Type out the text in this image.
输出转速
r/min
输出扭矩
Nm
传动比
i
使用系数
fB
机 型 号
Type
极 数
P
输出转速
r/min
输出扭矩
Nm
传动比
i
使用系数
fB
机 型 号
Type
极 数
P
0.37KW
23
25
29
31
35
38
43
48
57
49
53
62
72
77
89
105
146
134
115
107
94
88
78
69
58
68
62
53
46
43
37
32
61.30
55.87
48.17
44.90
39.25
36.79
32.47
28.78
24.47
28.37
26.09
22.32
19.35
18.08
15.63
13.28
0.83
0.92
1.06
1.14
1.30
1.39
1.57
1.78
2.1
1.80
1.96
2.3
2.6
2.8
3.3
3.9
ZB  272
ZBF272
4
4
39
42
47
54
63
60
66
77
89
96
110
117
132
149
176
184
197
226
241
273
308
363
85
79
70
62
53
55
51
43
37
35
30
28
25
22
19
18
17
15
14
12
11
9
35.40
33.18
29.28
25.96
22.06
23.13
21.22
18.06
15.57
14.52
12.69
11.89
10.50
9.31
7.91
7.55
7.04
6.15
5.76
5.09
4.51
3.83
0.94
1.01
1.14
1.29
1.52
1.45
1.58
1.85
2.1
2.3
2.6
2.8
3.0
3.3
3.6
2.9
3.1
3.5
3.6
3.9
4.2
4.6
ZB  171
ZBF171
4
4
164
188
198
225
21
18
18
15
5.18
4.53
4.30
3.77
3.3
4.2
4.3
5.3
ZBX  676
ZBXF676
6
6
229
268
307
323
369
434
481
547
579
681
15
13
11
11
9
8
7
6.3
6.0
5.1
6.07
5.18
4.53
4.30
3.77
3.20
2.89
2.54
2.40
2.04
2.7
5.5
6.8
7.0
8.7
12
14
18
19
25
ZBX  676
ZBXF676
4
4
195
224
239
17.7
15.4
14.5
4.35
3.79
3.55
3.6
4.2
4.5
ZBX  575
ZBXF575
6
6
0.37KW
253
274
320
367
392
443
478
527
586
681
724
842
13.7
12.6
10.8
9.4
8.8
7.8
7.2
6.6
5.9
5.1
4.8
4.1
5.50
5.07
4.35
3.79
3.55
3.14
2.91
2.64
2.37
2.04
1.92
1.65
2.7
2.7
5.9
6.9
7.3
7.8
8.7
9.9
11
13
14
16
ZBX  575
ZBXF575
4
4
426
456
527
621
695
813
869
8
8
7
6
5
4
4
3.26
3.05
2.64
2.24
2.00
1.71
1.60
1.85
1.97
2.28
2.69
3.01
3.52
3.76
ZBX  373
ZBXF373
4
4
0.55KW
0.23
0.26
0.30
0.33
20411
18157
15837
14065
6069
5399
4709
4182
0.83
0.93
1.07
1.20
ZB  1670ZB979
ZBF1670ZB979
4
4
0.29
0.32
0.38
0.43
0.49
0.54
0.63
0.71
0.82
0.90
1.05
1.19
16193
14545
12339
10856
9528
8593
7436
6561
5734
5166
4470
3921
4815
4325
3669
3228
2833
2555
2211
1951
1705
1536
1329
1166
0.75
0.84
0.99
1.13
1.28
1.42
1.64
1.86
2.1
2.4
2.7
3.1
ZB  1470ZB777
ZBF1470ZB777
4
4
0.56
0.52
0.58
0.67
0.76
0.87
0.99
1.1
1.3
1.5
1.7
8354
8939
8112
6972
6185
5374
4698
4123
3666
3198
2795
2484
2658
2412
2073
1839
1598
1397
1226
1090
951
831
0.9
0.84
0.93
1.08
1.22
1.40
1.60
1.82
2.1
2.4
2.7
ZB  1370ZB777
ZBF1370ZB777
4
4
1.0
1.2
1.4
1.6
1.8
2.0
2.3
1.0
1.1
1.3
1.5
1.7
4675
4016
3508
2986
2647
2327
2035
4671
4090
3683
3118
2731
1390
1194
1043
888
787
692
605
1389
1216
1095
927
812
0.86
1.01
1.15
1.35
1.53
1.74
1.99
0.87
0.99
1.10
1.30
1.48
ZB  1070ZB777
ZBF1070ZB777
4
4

+-------+

What is required
Can you give every line above again, exactly as written?

Answer to this exercise
Type out the text in this image.
输出转速
r/min
输出扭矩
Nm
传动比
i
使用系数
fB
机 型 号
Type
极 数
P
输出转速
r/min
输出扭矩
Nm
传动比
i
使用系数
fB
机 型 号
Type
极 数
P
0.37KW
23
25
29
31
35
38
43
48
57
49
53
62
72
77
89
105
146
134
115
107
94
88
78
69
58
68
62
53
46
43
37
32
61.30
55.87
48.17
44.90
39.25
36.79
32.47
28.78
24.47
28.37
26.09
22.32
19.35
18.08
15.63
13.28
0.83
0.92
1.06
1.14
1.30
1.39
1.57
1.78
2.1
1.80
1.96
2.3
2.6
2.8
3.3
3.9
ZB  272
ZBF272
4
4
39
42
47
54
63
60
66
77
89
96
110
117
132
149
176
184
197
226
241
273
308
363
85
79
70
62
53
55
51
43
37
35
30
28
25
22
19
18
17
15
14
12
11
9
35.40
33.18
29.28
25.96
22.06
23.13
21.22
18.06
15.57
14.52
12.69
11.89
10.50
9.31
7.91
7.55
7.04
6.15
5.76
5.09
4.51
3.83
0.94
1.01
1.14
1.29
1.52
1.45
1.58
1.85
2.1
2.3
2.6
2.8
3.0
3.3
3.6
2.9
3.1
3.5
3.6
3.9
4.2
4.6
ZB  171
ZBF171
4
4
164
188
198
225
21
18
18
15
5.18
4.53
4.30
3.77
3.3
4.2
4.3
5.3
ZBX  676
ZBXF676
6
6
229
268
307
323
369
434
481
547
579
681
15
13
11
11
9
8
7
6.3
6.0
5.1
6.07
5.18
4.53
4.30
3.77
3.20
2.89
2.54
2.40
2.04
2.7
5.5
6.8
7.0
8.7
12
14
18
19
25
ZBX  676
ZBXF676
4
4
195
224
239
17.7
15.4
14.5
4.35
3.79
3.55
3.6
4.2
4.5
ZBX  575
ZBXF575
6
6
0.37KW
253
274
320
367
392
443
478
527
586
681
724
842
13.7
12.6
10.8
9.4
8.8
7.8
7.2
6.6
5.9
5.1
4.8
4.1
5.50
5.07
4.35
3.79
3.55
3.14
2.91
2.64
2.37
2.04
1.92
1.65
2.7
2.7
5.9
6.9
7.3
7.8
8.7
9.9
11
13
14
16
ZBX  575
ZBXF575
4
4
426
456
527
621
695
813
869
8
8
7
6
5
4
4
3.26
3.05
2.64
2.24
2.00
1.71
1.60
1.85
1.97
2.28
2.69
3.01
3.52
3.76
ZBX  373
ZBXF373
4
4
0.55KW
0.23
0.26
0.30
0.33
20411
18157
15837
14065
6069
5399
4709
4182
0.83
0.93
1.07
1.20
ZB  1670ZB979
ZBF1670ZB979
4
4
0.29
0.32
0.38
0.43
0.49
0.54
0.63
0.71
0.82
0.90
1.05
1.19
16193
14545
12339
10856
9528
8593
7436
6561
5734
5166
4470
3921
4815
4325
3669
3228
2833
2555
2211
1951
1705
1536
1329
1166
0.75
0.84
0.99
1.13
1.28
1.42
1.64
1.86
2.1
2.4
2.7
3.1
ZB  1470ZB777
ZBF1470ZB777
4
4
0.56
0.52
0.58
0.67
0.76
0.87
0.99
1.1
1.3
1.5
1.7
8354
8939
8112
6972
6185
5374
4698
4123
3666
3198
2795
2484
2658
2412
2073
1839
1598
1397
1226
1090
951
831
0.9
0.84
0.93
1.08
1.22
1.40
1.60
1.82
2.1
2.4
2.7
ZB  1370ZB777
ZBF1370ZB777
4
4
1.0
1.2
1.4
1.6
1.8
2.0
2.3
1.0
1.1
1.3
1.5
1.7
4675
4016
3508
2986
2647
2327
2035
4671
4090
3683
3118
2731
1390
1194
1043
888
787
692
605
1389
1216
1095
927
812
0.86
1.01
1.15
1.35
1.53
1.74
1.99
0.87
0.99
1.10
1.30
1.48
ZB  1070ZB777
ZBF1070ZB777
4
4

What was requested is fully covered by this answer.